What you should do: Where a line in the listing below contains the word "Residual", copy that line.

Data for processing:
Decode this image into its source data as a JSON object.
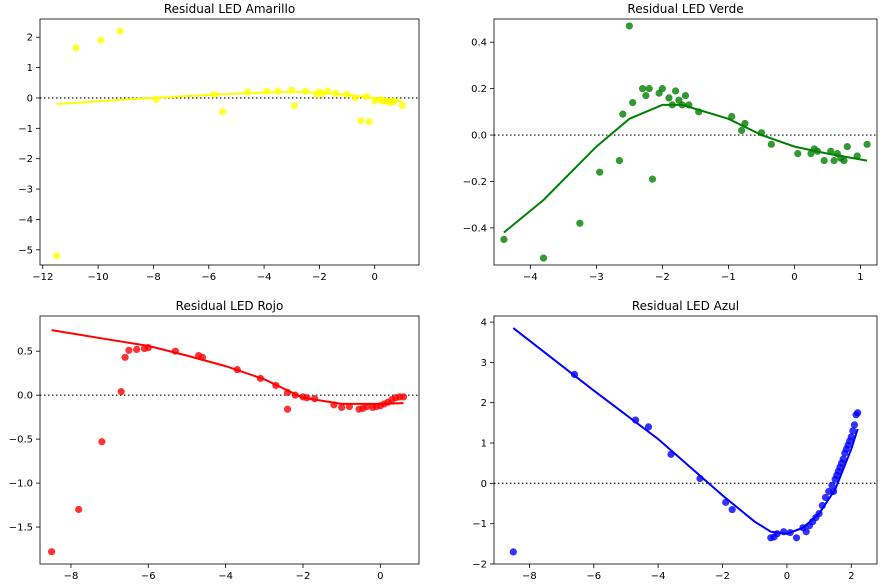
{
  "chart_data": [
    {
      "type": "scatter",
      "title": "Residual LED Amarillo",
      "color": "#ffff00",
      "xlim": [
        -12.1,
        1.6
      ],
      "ylim": [
        -5.5,
        2.6
      ],
      "xticks": [
        -12,
        -10,
        -8,
        -6,
        -4,
        -2,
        0
      ],
      "yticks": [
        2,
        1,
        0,
        -1,
        -2,
        -3,
        -4,
        -5
      ],
      "grid": false,
      "reference_line": 0,
      "points": {
        "x": [
          -11.5,
          -10.8,
          -9.9,
          -9.2,
          -7.9,
          -5.8,
          -5.5,
          -4.6,
          -3.9,
          -3.5,
          -3.0,
          -2.9,
          -2.5,
          -2.1,
          -2.0,
          -1.9,
          -1.7,
          -1.4,
          -1.0,
          -0.7,
          -0.5,
          -0.3,
          -0.2,
          0.0,
          0.2,
          0.3,
          0.4,
          0.5,
          0.6,
          0.7,
          1.0
        ],
        "y": [
          -5.2,
          1.65,
          1.9,
          2.2,
          -0.05,
          0.12,
          -0.45,
          0.2,
          0.22,
          0.22,
          0.25,
          -0.25,
          0.22,
          0.12,
          0.2,
          0.15,
          0.22,
          0.15,
          0.12,
          0.0,
          -0.75,
          0.05,
          -0.78,
          -0.1,
          -0.05,
          -0.1,
          -0.1,
          -0.12,
          -0.15,
          -0.1,
          -0.25
        ]
      },
      "fit": {
        "x": [
          -11.5,
          -9,
          -6,
          -4,
          -3,
          -2,
          -1,
          0,
          0.5,
          1.0
        ],
        "y": [
          -0.2,
          -0.05,
          0.1,
          0.18,
          0.2,
          0.18,
          0.1,
          0.0,
          -0.05,
          -0.1
        ]
      }
    },
    {
      "type": "scatter",
      "title": "Residual LED Verde",
      "color": "#008000",
      "xlim": [
        -4.55,
        1.25
      ],
      "ylim": [
        -0.56,
        0.5
      ],
      "xticks": [
        -4,
        -3,
        -2,
        -1,
        0,
        1
      ],
      "yticks": [
        0.4,
        0.2,
        0.0,
        -0.2,
        -0.4
      ],
      "grid": false,
      "reference_line": 0,
      "points": {
        "x": [
          -4.4,
          -3.8,
          -3.25,
          -2.95,
          -2.65,
          -2.6,
          -2.5,
          -2.45,
          -2.3,
          -2.25,
          -2.2,
          -2.15,
          -2.05,
          -2.0,
          -1.9,
          -1.85,
          -1.8,
          -1.75,
          -1.7,
          -1.65,
          -1.6,
          -1.45,
          -0.95,
          -0.8,
          -0.75,
          -0.5,
          -0.35,
          0.05,
          0.25,
          0.3,
          0.35,
          0.45,
          0.55,
          0.6,
          0.65,
          0.7,
          0.75,
          0.8,
          0.95,
          1.1
        ],
        "y": [
          -0.45,
          -0.53,
          -0.38,
          -0.16,
          -0.11,
          0.09,
          0.47,
          0.14,
          0.2,
          0.17,
          0.2,
          -0.19,
          0.18,
          0.2,
          0.16,
          0.13,
          0.19,
          0.15,
          0.13,
          0.17,
          0.13,
          0.1,
          0.08,
          0.02,
          0.05,
          0.01,
          -0.04,
          -0.08,
          -0.08,
          -0.06,
          -0.07,
          -0.11,
          -0.07,
          -0.11,
          -0.08,
          -0.1,
          -0.11,
          -0.05,
          -0.09,
          -0.04
        ]
      },
      "fit": {
        "x": [
          -4.4,
          -3.8,
          -3.0,
          -2.5,
          -2.0,
          -1.7,
          -1.0,
          -0.5,
          0.0,
          0.5,
          1.1
        ],
        "y": [
          -0.42,
          -0.28,
          -0.05,
          0.07,
          0.13,
          0.13,
          0.07,
          0.0,
          -0.05,
          -0.08,
          -0.11
        ]
      }
    },
    {
      "type": "scatter",
      "title": "Residual LED Rojo",
      "color": "#ff0000",
      "xlim": [
        -8.8,
        1.0
      ],
      "ylim": [
        -1.92,
        0.9
      ],
      "xticks": [
        -8,
        -6,
        -4,
        -2,
        0
      ],
      "yticks": [
        0.5,
        0.0,
        -0.5,
        -1.0,
        -1.5
      ],
      "grid": false,
      "reference_line": 0,
      "points": {
        "x": [
          -8.5,
          -7.8,
          -7.2,
          -6.7,
          -6.6,
          -6.5,
          -6.3,
          -6.1,
          -6.0,
          -5.3,
          -4.7,
          -4.6,
          -3.7,
          -3.1,
          -2.7,
          -2.4,
          -2.4,
          -2.2,
          -2.0,
          -1.9,
          -1.7,
          -1.2,
          -1.0,
          -0.8,
          -0.55,
          -0.45,
          -0.35,
          -0.2,
          -0.1,
          0.0,
          0.1,
          0.2,
          0.3,
          0.4,
          0.5,
          0.6
        ],
        "y": [
          -1.78,
          -1.3,
          -0.53,
          0.04,
          0.43,
          0.51,
          0.52,
          0.53,
          0.54,
          0.5,
          0.45,
          0.43,
          0.29,
          0.19,
          0.11,
          0.03,
          -0.16,
          0.0,
          -0.02,
          -0.03,
          -0.04,
          -0.11,
          -0.14,
          -0.13,
          -0.16,
          -0.15,
          -0.13,
          -0.14,
          -0.13,
          -0.12,
          -0.1,
          -0.08,
          -0.05,
          -0.03,
          -0.02,
          -0.02
        ]
      },
      "fit": {
        "x": [
          -8.5,
          -7.0,
          -6.0,
          -5.0,
          -4.0,
          -3.0,
          -2.0,
          -1.0,
          0.0,
          0.6
        ],
        "y": [
          0.74,
          0.63,
          0.56,
          0.45,
          0.33,
          0.18,
          -0.03,
          -0.1,
          -0.1,
          -0.09
        ]
      }
    },
    {
      "type": "scatter",
      "title": "Residual LED Azul",
      "color": "#0000ff",
      "xlim": [
        -9.1,
        2.8
      ],
      "ylim": [
        -2.0,
        4.15
      ],
      "xticks": [
        -8,
        -6,
        -4,
        -2,
        0,
        2
      ],
      "yticks": [
        4,
        3,
        2,
        1,
        0,
        -1,
        -2
      ],
      "grid": false,
      "reference_line": 0,
      "points": {
        "x": [
          -8.5,
          -6.6,
          -4.7,
          -4.3,
          -3.6,
          -2.7,
          -1.9,
          -1.7,
          -0.5,
          -0.4,
          -0.3,
          -0.1,
          0.1,
          0.3,
          0.5,
          0.6,
          0.7,
          0.8,
          0.9,
          1.0,
          1.1,
          1.2,
          1.3,
          1.4,
          1.45,
          1.5,
          1.55,
          1.6,
          1.65,
          1.7,
          1.75,
          1.8,
          1.85,
          1.9,
          1.95,
          2.0,
          2.05,
          2.1,
          2.15,
          2.2
        ],
        "y": [
          -1.7,
          2.7,
          1.57,
          1.4,
          0.72,
          0.12,
          -0.47,
          -0.65,
          -1.35,
          -1.33,
          -1.25,
          -1.2,
          -1.22,
          -1.35,
          -1.1,
          -1.2,
          -1.05,
          -0.95,
          -0.85,
          -0.75,
          -0.55,
          -0.35,
          -0.2,
          -0.05,
          -0.2,
          0.1,
          0.2,
          0.3,
          0.4,
          0.5,
          0.6,
          0.75,
          0.85,
          0.95,
          1.05,
          1.15,
          1.3,
          1.45,
          1.7,
          1.75
        ]
      },
      "fit": {
        "x": [
          -8.5,
          -6.0,
          -4.0,
          -2.0,
          -1.0,
          -0.5,
          0.0,
          0.5,
          1.0,
          1.5,
          2.0,
          2.2
        ],
        "y": [
          3.85,
          2.3,
          1.1,
          -0.3,
          -0.95,
          -1.2,
          -1.25,
          -1.1,
          -0.75,
          -0.15,
          0.85,
          1.35
        ]
      }
    }
  ]
}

Answer to this task:
      "title": "Residual LED Amarillo",
      "title": "Residual LED Verde",
      "title": "Residual LED Rojo",
      "title": "Residual LED Azul",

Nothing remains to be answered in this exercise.